#### Required task 1
In the page on 2000 legislative initiatives of the Office of State Treasurer, why may the limit on state trust fund common stock investments rise to 65%, and for how long?
#### Required task 2
From the page on 2000 legislative initiatives of the Office of State Treasurer, print the passage between "Legislative Initiatives 2000" and "of State Treasurer.", inclusive.

#### Selected excerpt
▬▬▬▬▬▬▬▬▬▬

Legislative Initiatives 2000 - Investment Advisory Council and Individual Development Accounts

This section includes summaries-- developed by the Office of Legislative Research -- of legislation passed by the 2000 Connecticut General Assembly which was advocated by and/or is within the jurisdiction of the Office of State Treasurer.
Powers and Duties of the State Treasurer and the Investment Advisory Council

Public Act 00-43
This act establishes additional oversight and disclosure requirements for state pension investments and places additional ethics, revolving door, and campaign donation limits on the members of the Investment Advisory Council (IAC), the treasurer, candidates for treasurer, and treasury employees and contractors. The Act:

  1. prohibits the state treasurer from negotiating for, seeking, or accepting a job with any party to an investment services contract valued at $50,000 or more that she authorized, negotiated, or renegotiated for one year after her term ends;
  2. prohibits the treasurer, the deputy treasurer, candidates for treasurer, and IAC members from soliciting campaign contributions from owners and employees of investment services firms that do business with the;
  3. extends the ban on such owners and employees making or soliciting contributions to or for treasurer candidates to cover all candidates;
  4. prohibits the appointed members of the IAC (the 5 union and 5 public members) from making campaign contributions to, or soliciting contributions for, a candidate for treasurer;
  5. subjects the IAC's appointed members to the State Ethics Code and requires all IAC members to file annual financial disclosure statements with the State Ethics Commission; and
  6. increases the limit on state trust fund common stock investments from 55% to 60% but lets the percentage rise to 65% for up to six months in the event of market fluctuations.

▬▬▬▬▬▬▬▬▬▬

#### Dataset records

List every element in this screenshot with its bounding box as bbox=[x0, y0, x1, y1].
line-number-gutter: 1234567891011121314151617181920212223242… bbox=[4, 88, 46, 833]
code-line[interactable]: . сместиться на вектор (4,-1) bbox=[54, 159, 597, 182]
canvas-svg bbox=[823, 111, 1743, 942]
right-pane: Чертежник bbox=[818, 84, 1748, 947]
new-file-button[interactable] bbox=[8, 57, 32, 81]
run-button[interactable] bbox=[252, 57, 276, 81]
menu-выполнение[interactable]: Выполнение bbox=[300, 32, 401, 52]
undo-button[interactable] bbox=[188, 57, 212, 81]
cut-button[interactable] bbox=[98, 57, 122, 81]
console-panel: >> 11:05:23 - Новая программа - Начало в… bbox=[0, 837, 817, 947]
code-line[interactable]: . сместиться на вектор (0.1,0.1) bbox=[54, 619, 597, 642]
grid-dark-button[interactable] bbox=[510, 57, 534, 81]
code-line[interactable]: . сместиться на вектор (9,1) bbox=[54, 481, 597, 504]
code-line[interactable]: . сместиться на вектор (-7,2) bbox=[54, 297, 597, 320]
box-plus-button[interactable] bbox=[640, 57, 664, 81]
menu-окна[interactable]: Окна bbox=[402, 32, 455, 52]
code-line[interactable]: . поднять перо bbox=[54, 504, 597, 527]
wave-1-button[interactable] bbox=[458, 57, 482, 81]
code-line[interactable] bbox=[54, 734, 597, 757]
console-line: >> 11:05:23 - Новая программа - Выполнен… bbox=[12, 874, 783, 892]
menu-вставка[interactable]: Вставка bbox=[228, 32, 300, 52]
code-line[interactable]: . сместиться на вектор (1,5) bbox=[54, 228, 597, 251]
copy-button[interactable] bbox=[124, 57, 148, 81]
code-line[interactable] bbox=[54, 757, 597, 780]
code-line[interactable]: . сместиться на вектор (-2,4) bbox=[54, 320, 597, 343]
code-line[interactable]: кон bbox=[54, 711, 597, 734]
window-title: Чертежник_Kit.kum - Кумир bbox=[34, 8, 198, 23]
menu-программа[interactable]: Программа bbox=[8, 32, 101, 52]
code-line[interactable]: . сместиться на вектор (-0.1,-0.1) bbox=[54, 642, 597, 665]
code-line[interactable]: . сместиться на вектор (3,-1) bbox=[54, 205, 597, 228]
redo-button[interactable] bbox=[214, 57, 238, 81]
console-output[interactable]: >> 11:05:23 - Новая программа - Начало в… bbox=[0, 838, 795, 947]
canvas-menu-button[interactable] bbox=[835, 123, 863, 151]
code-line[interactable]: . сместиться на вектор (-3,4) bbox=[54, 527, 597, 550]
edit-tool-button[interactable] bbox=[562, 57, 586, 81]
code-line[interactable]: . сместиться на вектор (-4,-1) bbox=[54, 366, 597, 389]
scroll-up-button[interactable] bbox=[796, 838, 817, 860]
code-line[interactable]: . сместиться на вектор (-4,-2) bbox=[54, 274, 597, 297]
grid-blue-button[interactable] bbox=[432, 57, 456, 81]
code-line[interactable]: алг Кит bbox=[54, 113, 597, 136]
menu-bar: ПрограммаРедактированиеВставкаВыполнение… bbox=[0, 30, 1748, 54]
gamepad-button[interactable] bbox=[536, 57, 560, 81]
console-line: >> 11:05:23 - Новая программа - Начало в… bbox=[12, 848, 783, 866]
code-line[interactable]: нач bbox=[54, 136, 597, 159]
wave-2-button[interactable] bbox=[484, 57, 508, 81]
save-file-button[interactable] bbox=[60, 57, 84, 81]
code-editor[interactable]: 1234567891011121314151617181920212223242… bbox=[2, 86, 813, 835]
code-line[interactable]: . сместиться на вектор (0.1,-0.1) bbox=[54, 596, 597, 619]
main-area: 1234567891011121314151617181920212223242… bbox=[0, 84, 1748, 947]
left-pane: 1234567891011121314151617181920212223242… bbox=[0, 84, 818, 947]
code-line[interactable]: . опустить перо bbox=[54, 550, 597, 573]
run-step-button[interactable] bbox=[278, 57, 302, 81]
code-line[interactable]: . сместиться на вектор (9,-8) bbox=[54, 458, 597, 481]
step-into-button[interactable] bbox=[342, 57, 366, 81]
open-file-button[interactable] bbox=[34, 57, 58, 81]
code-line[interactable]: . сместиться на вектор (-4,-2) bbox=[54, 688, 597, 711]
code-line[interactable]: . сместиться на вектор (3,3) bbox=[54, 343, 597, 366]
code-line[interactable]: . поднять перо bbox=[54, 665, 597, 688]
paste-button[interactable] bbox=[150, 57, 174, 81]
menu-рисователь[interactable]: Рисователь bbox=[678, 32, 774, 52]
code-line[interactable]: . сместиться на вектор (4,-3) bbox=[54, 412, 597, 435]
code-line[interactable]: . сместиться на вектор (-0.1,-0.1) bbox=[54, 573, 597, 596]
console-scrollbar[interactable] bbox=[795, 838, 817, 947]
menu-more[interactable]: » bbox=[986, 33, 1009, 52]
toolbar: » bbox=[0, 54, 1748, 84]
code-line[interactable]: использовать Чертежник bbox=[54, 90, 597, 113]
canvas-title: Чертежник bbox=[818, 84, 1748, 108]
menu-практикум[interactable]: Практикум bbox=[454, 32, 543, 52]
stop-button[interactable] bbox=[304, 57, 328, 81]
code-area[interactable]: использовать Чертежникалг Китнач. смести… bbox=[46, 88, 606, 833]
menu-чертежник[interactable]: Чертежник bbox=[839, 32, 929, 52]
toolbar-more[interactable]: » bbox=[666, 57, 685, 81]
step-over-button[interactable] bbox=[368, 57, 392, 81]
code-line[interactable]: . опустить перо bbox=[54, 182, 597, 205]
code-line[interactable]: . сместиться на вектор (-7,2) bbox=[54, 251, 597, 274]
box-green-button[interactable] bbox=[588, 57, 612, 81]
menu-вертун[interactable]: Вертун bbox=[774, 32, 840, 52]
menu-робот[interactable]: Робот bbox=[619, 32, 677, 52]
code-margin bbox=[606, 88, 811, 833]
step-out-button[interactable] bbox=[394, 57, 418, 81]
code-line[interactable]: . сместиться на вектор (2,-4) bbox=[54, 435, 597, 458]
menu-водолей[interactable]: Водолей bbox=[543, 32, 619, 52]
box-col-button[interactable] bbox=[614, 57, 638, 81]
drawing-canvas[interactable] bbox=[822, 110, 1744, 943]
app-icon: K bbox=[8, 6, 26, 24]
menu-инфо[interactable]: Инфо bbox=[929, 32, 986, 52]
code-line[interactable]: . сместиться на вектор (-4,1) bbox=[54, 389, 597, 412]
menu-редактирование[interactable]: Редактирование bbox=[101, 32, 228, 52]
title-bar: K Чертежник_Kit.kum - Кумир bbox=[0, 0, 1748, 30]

▬▬▬▬▬▬▬▬▬▬

#### Finished answer 1
The act allows the limit to rise to 65% in the event of market fluctuations, and for up to six months.

#### Finished answer 2
Legislative Initiatives 2000 - Investment Advisory Council and Individual Development Accounts

This section includes summaries-- developed by the Office of Legislative Research -- of legislation passed by the 2000 Connecticut General Assembly which was advocated by and/or is within the jurisdiction of the Office of State Treasurer.